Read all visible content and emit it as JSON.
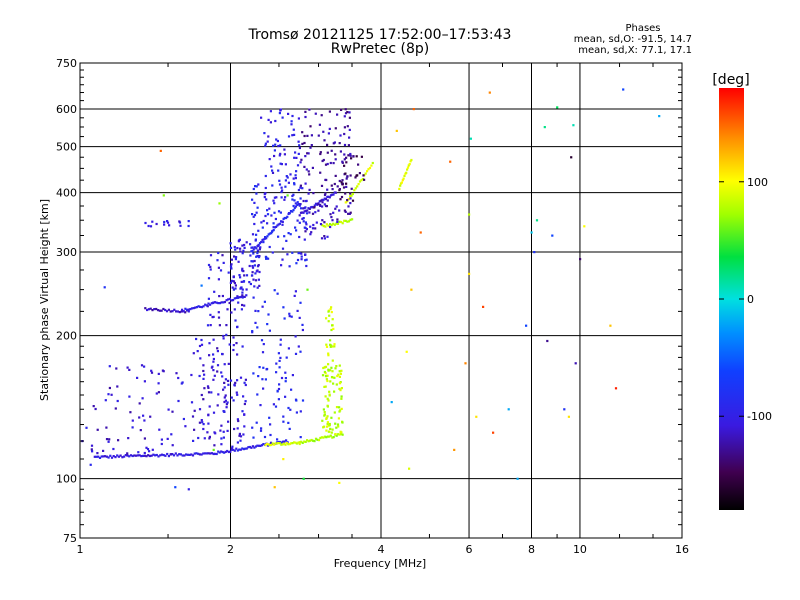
{
  "chart_data": {
    "type": "scatter",
    "title": "Tromsø 20121125 17:52:00–17:53:43",
    "subtitle": "RwPretec (8p)",
    "xlabel": "Frequency [MHz]",
    "ylabel": "Stationary phase Virtual Height [km]",
    "xscale": "log",
    "yscale": "log",
    "xlim": [
      1,
      16
    ],
    "ylim": [
      75,
      750
    ],
    "x_ticks": [
      1,
      2,
      4,
      6,
      8,
      10,
      16
    ],
    "y_ticks": [
      75,
      100,
      200,
      300,
      400,
      500,
      600,
      750
    ],
    "grid": true,
    "stats": {
      "heading": "Phases",
      "line_o": "mean, sd,O: -91.5, 14.7",
      "line_x": "mean, sd,X: 77.1, 17.1"
    },
    "colorbar": {
      "label": "[deg]",
      "range": [
        -180,
        180
      ],
      "ticks": [
        100,
        0,
        -100
      ]
    },
    "traces": [
      {
        "f_start": 1.07,
        "f_end": 1.85,
        "h_start": 111,
        "h_end": 113,
        "phase": -105,
        "count": 70
      },
      {
        "f_start": 1.85,
        "f_end": 2.6,
        "h_start": 113,
        "h_end": 120,
        "phase": -98,
        "count": 50
      },
      {
        "f_start": 2.35,
        "f_end": 2.75,
        "h_start": 118,
        "h_end": 119,
        "phase": 88,
        "count": 25
      },
      {
        "f_start": 2.75,
        "f_end": 3.35,
        "h_start": 119,
        "h_end": 124,
        "phase": 75,
        "count": 30
      },
      {
        "f_start": 1.35,
        "f_end": 1.65,
        "h_start": 228,
        "h_end": 225,
        "phase": -115,
        "count": 25
      },
      {
        "f_start": 1.6,
        "f_end": 2.15,
        "h_start": 226,
        "h_end": 242,
        "phase": -100,
        "count": 40
      },
      {
        "f_start": 2.2,
        "f_end": 2.75,
        "h_start": 300,
        "h_end": 380,
        "phase": -90,
        "count": 40
      },
      {
        "f_start": 2.75,
        "f_end": 3.25,
        "h_start": 360,
        "h_end": 400,
        "phase": -110,
        "count": 30
      },
      {
        "f_start": 3.05,
        "f_end": 3.5,
        "h_start": 340,
        "h_end": 350,
        "phase": 80,
        "count": 20
      },
      {
        "f_start": 3.4,
        "f_end": 3.85,
        "h_start": 380,
        "h_end": 460,
        "phase": 90,
        "count": 20
      },
      {
        "f_start": 4.35,
        "f_end": 4.6,
        "h_start": 410,
        "h_end": 470,
        "phase": 95,
        "count": 15
      }
    ],
    "clusters": [
      {
        "f_min": 1.05,
        "f_max": 1.6,
        "h_min": 112,
        "h_max": 175,
        "phase": -110,
        "count": 70
      },
      {
        "f_min": 1.6,
        "f_max": 2.0,
        "h_min": 120,
        "h_max": 200,
        "phase": -108,
        "count": 60
      },
      {
        "f_min": 1.8,
        "f_max": 2.15,
        "h_min": 115,
        "h_max": 300,
        "phase": -105,
        "count": 130
      },
      {
        "f_min": 2.0,
        "f_max": 2.3,
        "h_min": 250,
        "h_max": 320,
        "phase": -105,
        "count": 70
      },
      {
        "f_min": 2.2,
        "f_max": 2.8,
        "h_min": 120,
        "h_max": 250,
        "phase": -90,
        "count": 90
      },
      {
        "f_min": 2.2,
        "f_max": 2.85,
        "h_min": 280,
        "h_max": 420,
        "phase": -92,
        "count": 130
      },
      {
        "f_min": 2.3,
        "f_max": 2.75,
        "h_min": 420,
        "h_max": 600,
        "phase": -100,
        "count": 60
      },
      {
        "f_min": 2.75,
        "f_max": 3.5,
        "h_min": 360,
        "h_max": 600,
        "phase": -125,
        "count": 120
      },
      {
        "f_min": 2.8,
        "f_max": 3.3,
        "h_min": 320,
        "h_max": 380,
        "phase": -115,
        "count": 30
      },
      {
        "f_min": 3.05,
        "f_max": 3.35,
        "h_min": 123,
        "h_max": 175,
        "phase": 82,
        "count": 90
      },
      {
        "f_min": 3.1,
        "f_max": 3.25,
        "h_min": 175,
        "h_max": 230,
        "phase": 85,
        "count": 25
      },
      {
        "f_min": 3.3,
        "f_max": 3.7,
        "h_min": 380,
        "h_max": 480,
        "phase": -145,
        "count": 30
      },
      {
        "f_min": 1.3,
        "f_max": 1.65,
        "h_min": 340,
        "h_max": 350,
        "phase": -105,
        "count": 15
      }
    ],
    "scatter": [
      [
        1.01,
        120,
        -110
      ],
      [
        1.03,
        128,
        -95
      ],
      [
        1.05,
        107,
        -90
      ],
      [
        1.12,
        253,
        -80
      ],
      [
        1.45,
        490,
        150
      ],
      [
        1.47,
        395,
        65
      ],
      [
        1.55,
        96,
        -60
      ],
      [
        1.65,
        95,
        -100
      ],
      [
        1.75,
        255,
        -40
      ],
      [
        1.85,
        115,
        60
      ],
      [
        2.55,
        110,
        105
      ],
      [
        2.45,
        96,
        120
      ],
      [
        2.8,
        100,
        40
      ],
      [
        2.85,
        250,
        60
      ],
      [
        3.3,
        98,
        100
      ],
      [
        4.3,
        540,
        120
      ],
      [
        4.5,
        185,
        100
      ],
      [
        4.55,
        105,
        90
      ],
      [
        4.6,
        250,
        120
      ],
      [
        4.65,
        600,
        150
      ],
      [
        4.8,
        330,
        150
      ],
      [
        4.2,
        145,
        -20
      ],
      [
        5.5,
        465,
        150
      ],
      [
        5.6,
        115,
        135
      ],
      [
        5.9,
        175,
        140
      ],
      [
        6.0,
        270,
        110
      ],
      [
        6.0,
        360,
        80
      ],
      [
        6.05,
        520,
        10
      ],
      [
        6.2,
        135,
        110
      ],
      [
        6.4,
        230,
        160
      ],
      [
        6.6,
        650,
        140
      ],
      [
        6.7,
        125,
        160
      ],
      [
        7.2,
        140,
        -20
      ],
      [
        7.5,
        100,
        -20
      ],
      [
        7.8,
        210,
        -60
      ],
      [
        8.0,
        330,
        -10
      ],
      [
        8.1,
        300,
        -80
      ],
      [
        8.2,
        350,
        20
      ],
      [
        8.5,
        550,
        20
      ],
      [
        8.6,
        195,
        -130
      ],
      [
        8.8,
        325,
        -60
      ],
      [
        9.0,
        605,
        30
      ],
      [
        9.3,
        140,
        -80
      ],
      [
        9.5,
        135,
        110
      ],
      [
        9.6,
        475,
        -160
      ],
      [
        9.7,
        555,
        10
      ],
      [
        9.8,
        175,
        -120
      ],
      [
        10.0,
        290,
        -140
      ],
      [
        10.2,
        340,
        100
      ],
      [
        11.5,
        210,
        120
      ],
      [
        11.8,
        155,
        170
      ],
      [
        12.2,
        660,
        -60
      ],
      [
        14.4,
        580,
        -20
      ],
      [
        1.9,
        380,
        70
      ],
      [
        2.6,
        395,
        60
      ]
    ]
  }
}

• Task prompt: Count how many lines above carry the word "mean". Only the number is required.

• Written answer: 2